Dataset excerpts ->
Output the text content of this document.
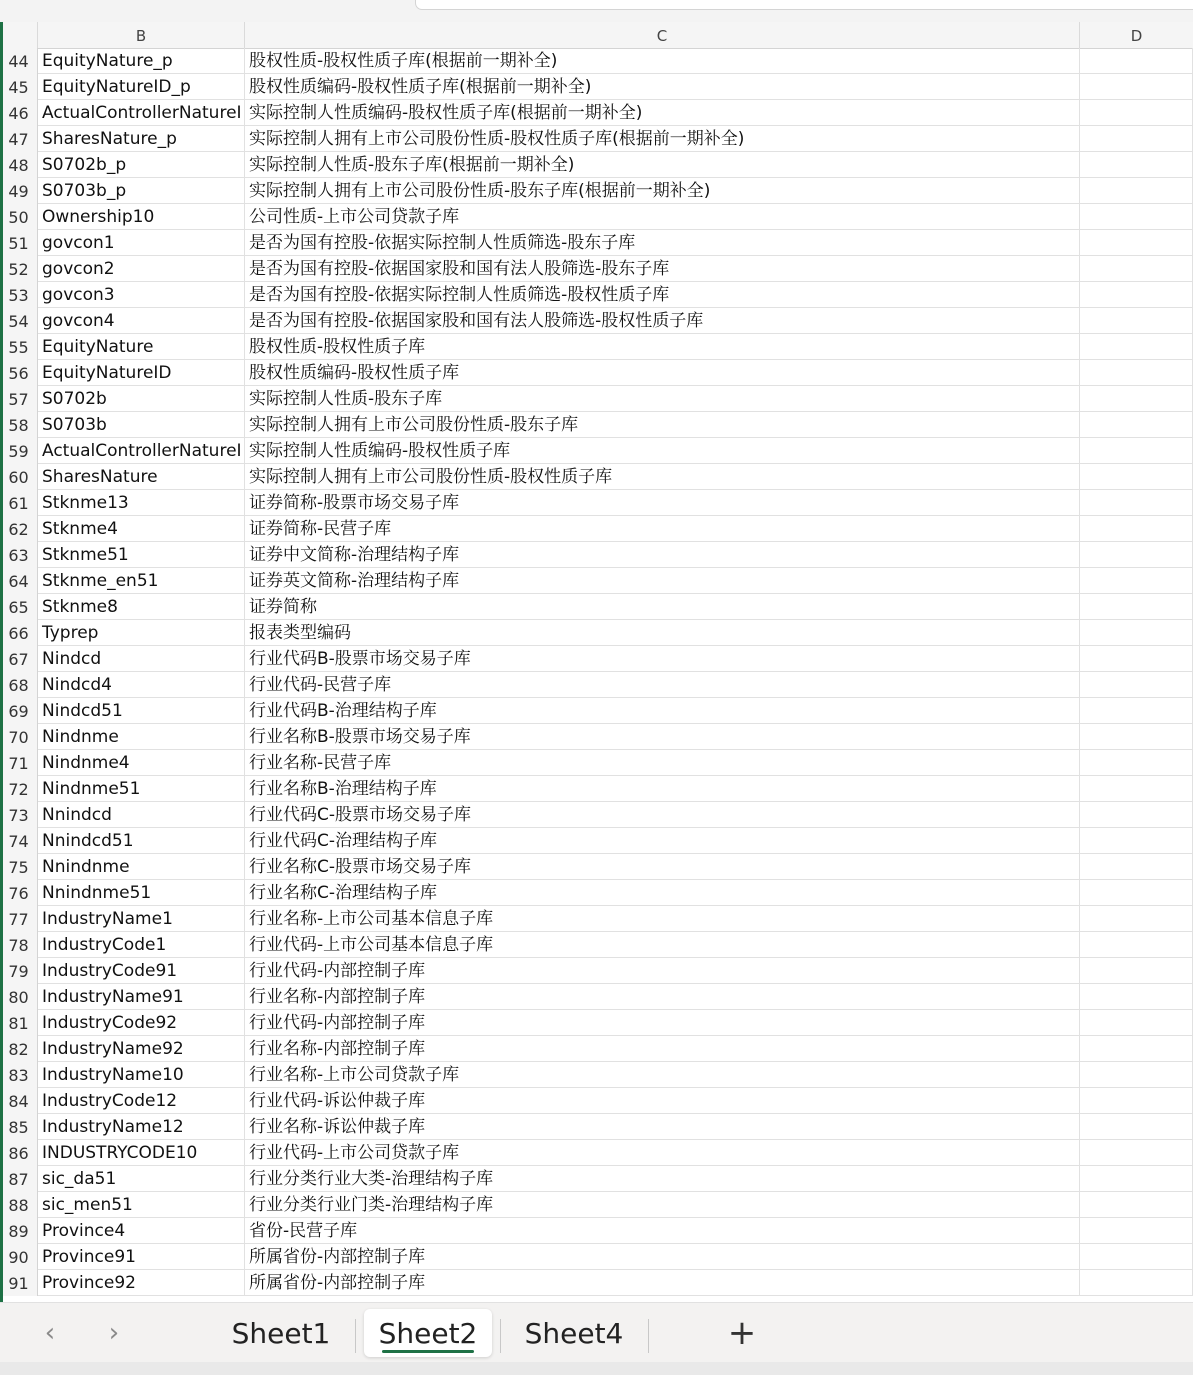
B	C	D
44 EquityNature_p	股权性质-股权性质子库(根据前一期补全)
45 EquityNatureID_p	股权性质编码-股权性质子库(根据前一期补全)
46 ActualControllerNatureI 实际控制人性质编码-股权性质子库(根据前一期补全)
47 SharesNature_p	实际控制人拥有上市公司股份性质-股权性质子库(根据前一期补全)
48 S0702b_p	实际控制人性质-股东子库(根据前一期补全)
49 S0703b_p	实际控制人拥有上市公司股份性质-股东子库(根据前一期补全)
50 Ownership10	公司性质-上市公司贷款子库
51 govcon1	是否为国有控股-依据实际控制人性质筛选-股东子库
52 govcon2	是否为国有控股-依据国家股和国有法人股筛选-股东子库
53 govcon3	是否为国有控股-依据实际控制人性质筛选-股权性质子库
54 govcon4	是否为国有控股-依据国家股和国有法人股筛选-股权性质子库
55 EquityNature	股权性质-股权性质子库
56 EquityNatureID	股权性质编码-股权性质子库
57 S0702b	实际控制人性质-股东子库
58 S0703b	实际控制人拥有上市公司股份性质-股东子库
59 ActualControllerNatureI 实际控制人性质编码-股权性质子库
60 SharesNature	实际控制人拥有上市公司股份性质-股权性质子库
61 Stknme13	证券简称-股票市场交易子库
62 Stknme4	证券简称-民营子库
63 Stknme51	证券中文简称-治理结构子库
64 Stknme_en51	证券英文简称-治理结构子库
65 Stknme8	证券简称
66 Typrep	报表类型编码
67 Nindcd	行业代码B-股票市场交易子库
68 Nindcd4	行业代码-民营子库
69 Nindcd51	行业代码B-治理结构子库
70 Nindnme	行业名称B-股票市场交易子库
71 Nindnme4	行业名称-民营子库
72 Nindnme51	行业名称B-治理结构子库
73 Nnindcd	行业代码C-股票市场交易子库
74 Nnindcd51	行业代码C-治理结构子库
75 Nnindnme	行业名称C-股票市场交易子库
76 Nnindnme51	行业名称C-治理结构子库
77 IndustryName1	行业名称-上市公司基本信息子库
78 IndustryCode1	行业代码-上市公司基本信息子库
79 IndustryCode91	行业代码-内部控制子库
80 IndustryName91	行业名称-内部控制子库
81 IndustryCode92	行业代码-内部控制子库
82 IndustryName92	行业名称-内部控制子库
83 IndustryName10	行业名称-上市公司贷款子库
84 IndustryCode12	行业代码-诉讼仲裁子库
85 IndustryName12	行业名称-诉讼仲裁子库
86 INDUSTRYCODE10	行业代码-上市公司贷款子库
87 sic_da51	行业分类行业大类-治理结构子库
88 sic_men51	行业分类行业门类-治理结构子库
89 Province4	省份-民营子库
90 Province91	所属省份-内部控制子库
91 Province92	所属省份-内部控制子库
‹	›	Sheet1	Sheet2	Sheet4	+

Directive ->
Copy out the records above in full, exactly as written, but not the pictures.

The reply ->
Output the text content of this document.
B	C	D
44 EquityNature_p	股权性质-股权性质子库(根据前一期补全)
45 EquityNatureID_p	股权性质编码-股权性质子库(根据前一期补全)
46 ActualControllerNatureI 实际控制人性质编码-股权性质子库(根据前一期补全)
47 SharesNature_p	实际控制人拥有上市公司股份性质-股权性质子库(根据前一期补全)
48 S0702b_p	实际控制人性质-股东子库(根据前一期补全)
49 S0703b_p	实际控制人拥有上市公司股份性质-股东子库(根据前一期补全)
50 Ownership10	公司性质-上市公司贷款子库
51 govcon1	是否为国有控股-依据实际控制人性质筛选-股东子库
52 govcon2	是否为国有控股-依据国家股和国有法人股筛选-股东子库
53 govcon3	是否为国有控股-依据实际控制人性质筛选-股权性质子库
54 govcon4	是否为国有控股-依据国家股和国有法人股筛选-股权性质子库
55 EquityNature	股权性质-股权性质子库
56 EquityNatureID	股权性质编码-股权性质子库
57 S0702b	实际控制人性质-股东子库
58 S0703b	实际控制人拥有上市公司股份性质-股东子库
59 ActualControllerNatureI 实际控制人性质编码-股权性质子库
60 SharesNature	实际控制人拥有上市公司股份性质-股权性质子库
61 Stknme13	证券简称-股票市场交易子库
62 Stknme4	证券简称-民营子库
63 Stknme51	证券中文简称-治理结构子库
64 Stknme_en51	证券英文简称-治理结构子库
65 Stknme8	证券简称
66 Typrep	报表类型编码
67 Nindcd	行业代码B-股票市场交易子库
68 Nindcd4	行业代码-民营子库
69 Nindcd51	行业代码B-治理结构子库
70 Nindnme	行业名称B-股票市场交易子库
71 Nindnme4	行业名称-民营子库
72 Nindnme51	行业名称B-治理结构子库
73 Nnindcd	行业代码C-股票市场交易子库
74 Nnindcd51	行业代码C-治理结构子库
75 Nnindnme	行业名称C-股票市场交易子库
76 Nnindnme51	行业名称C-治理结构子库
77 IndustryName1	行业名称-上市公司基本信息子库
78 IndustryCode1	行业代码-上市公司基本信息子库
79 IndustryCode91	行业代码-内部控制子库
80 IndustryName91	行业名称-内部控制子库
81 IndustryCode92	行业代码-内部控制子库
82 IndustryName92	行业名称-内部控制子库
83 IndustryName10	行业名称-上市公司贷款子库
84 IndustryCode12	行业代码-诉讼仲裁子库
85 IndustryName12	行业名称-诉讼仲裁子库
86 INDUSTRYCODE10	行业代码-上市公司贷款子库
87 sic_da51	行业分类行业大类-治理结构子库
88 sic_men51	行业分类行业门类-治理结构子库
89 Province4	省份-民营子库
90 Province91	所属省份-内部控制子库
91 Province92	所属省份-内部控制子库
‹	›	Sheet1	Sheet2	Sheet4	+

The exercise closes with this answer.